Cluster manager not discovered exception

accidentaladmin · March 15, 2024, 7:49pm

Before you post: Your responses to these questions will help the community help you. Please complete this template if you’re asking a support question.
Don’t forget to select tags to help index your topic!

1. Describe your incident:

I am getting daily errors such as follows:

OpenSearchException[OpenSearch exception [type=cluster_manager_not_discovered_exception, reason=FailedToCommitClusterStateException[publication failed]; 
nested: OpenSearchException[publication cancelled before committing: timed out after 30s];]]; 
nested: OpenSearchException[OpenSearch exception [type=failed_to_commit_cluster_state_exception, reason=publication failed]]; 
nested: OpenSearchException[OpenSearch exception [type=exception, reason=publication cancelled before committing: timed out after 30s]];

This has been attached to multiple streams with multiple indices.

2. Describe your environment:

OS Information:
Debian 11
Package Version:
Graylog 5.2.5+7eaa89d
Service logs, configurations, and environment variables:

The above is the extent.

3. What steps have you already taken to try and solve the problem?

None

4. How can the community help?

Does anyone know if I should be concerned? I have another issue about which I will post shortly but, in sum, a previously functional stream no longer commits messages to the relevant index.

Joel_Duffield · March 16, 2024, 10:38pm

Both your issues point to opensearch problems, how many nodes do you have in your opensearch cluster, and how close are they to each other (how many network hops between them)

accidentaladmin · March 17, 2024, 7:24pm

3 opensearch nodes (all three data, one also marked cluster manager]. All three reside in the same subnet on the same ProxMox host. Each node has 32GB RAM (heap set to 16GB) and 16 cores.

One thing that may cause issues (that I am now just realizing) is that each node is identified within the Graylog server conf by their FQDN as opposed to IP address.

Joel_Duffield · March 17, 2024, 8:08pm

Depending on how resilient the dns is, ip may be more reliable. Do you mean you have purposely made only one manager, or that ine was elected.

accidentaladmin · March 17, 2024, 8:22pm

Purposely tagged one as manager.
I.e.

graynode-0: node.roles: [cluster_manager, data]
graynode-1: node.roles: [ data ]
graynode-2: node.roles: [ data ]

I’m guessing that was wrong?

Joel_Duffield · March 18, 2024, 10:51am

Its generally not required to have dedicated managers until you get pretty large, and you definitely want more that one, so ya i would give them all the role.

accidentaladmin · March 18, 2024, 1:37pm

Cool; ill give that a shot

accidentaladmin · March 19, 2024, 3:19pm

So upon giving that a try:

Would it be better to not have any cluster_managers affirmatively declared?

STORED RECORDS:
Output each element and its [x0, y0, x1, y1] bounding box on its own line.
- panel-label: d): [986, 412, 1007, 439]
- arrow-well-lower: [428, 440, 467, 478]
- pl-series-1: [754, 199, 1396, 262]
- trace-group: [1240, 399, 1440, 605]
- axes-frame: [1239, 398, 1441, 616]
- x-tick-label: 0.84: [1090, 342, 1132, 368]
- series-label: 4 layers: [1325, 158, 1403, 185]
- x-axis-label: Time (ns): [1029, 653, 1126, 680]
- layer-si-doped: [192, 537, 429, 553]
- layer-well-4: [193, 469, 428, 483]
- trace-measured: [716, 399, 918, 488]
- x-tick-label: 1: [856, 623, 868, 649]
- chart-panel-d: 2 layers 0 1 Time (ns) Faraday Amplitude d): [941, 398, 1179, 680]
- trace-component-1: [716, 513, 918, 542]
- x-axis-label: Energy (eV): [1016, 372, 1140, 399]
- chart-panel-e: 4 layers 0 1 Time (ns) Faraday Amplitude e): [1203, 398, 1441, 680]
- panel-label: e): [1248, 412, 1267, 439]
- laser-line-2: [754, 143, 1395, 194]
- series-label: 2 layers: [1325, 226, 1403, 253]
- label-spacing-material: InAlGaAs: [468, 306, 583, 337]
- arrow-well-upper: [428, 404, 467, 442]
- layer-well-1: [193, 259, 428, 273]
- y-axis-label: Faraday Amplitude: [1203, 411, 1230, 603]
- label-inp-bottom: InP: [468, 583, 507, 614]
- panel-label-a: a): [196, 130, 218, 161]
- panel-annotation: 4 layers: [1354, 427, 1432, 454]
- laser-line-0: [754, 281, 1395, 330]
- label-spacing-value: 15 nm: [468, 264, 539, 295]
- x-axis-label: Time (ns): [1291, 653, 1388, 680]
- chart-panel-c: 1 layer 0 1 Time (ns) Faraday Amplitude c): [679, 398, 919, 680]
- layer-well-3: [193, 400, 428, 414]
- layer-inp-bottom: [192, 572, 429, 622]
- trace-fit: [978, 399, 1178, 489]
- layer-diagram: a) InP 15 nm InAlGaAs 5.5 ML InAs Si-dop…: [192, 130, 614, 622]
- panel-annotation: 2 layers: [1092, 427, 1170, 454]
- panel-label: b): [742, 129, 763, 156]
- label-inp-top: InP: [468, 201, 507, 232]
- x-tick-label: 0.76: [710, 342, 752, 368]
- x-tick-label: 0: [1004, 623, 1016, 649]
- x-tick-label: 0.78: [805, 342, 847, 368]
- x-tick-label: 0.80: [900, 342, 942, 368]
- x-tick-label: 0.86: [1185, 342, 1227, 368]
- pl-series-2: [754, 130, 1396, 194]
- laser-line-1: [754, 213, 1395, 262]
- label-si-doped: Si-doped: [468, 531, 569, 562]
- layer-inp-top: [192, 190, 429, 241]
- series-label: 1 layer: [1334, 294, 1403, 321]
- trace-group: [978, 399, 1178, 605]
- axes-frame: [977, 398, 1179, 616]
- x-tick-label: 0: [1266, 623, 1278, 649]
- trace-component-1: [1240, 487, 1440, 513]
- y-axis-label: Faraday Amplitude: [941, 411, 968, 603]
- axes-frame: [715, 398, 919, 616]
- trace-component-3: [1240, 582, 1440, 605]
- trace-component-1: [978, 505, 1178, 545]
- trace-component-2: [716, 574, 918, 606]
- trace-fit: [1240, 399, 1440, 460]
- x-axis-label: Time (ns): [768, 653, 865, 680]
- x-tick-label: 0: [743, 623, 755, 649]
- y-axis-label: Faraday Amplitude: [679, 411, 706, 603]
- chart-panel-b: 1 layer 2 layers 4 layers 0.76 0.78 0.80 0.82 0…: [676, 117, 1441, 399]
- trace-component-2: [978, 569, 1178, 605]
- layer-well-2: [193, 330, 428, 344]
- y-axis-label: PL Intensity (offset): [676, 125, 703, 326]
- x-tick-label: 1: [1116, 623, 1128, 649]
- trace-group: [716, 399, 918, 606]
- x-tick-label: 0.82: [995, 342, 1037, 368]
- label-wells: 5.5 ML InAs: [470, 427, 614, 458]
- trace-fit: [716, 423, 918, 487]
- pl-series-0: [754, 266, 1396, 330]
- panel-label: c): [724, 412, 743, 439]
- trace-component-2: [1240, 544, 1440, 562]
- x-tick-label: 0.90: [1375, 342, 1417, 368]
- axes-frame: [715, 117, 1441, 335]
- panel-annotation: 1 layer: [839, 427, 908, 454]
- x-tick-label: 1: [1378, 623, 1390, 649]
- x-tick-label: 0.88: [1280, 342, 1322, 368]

SHORT EXERCISE: In the forum thread about the cluster manager error, how much RAM does each OpenSearch node have?

RESULT OF THIS EXERCISE: 32GB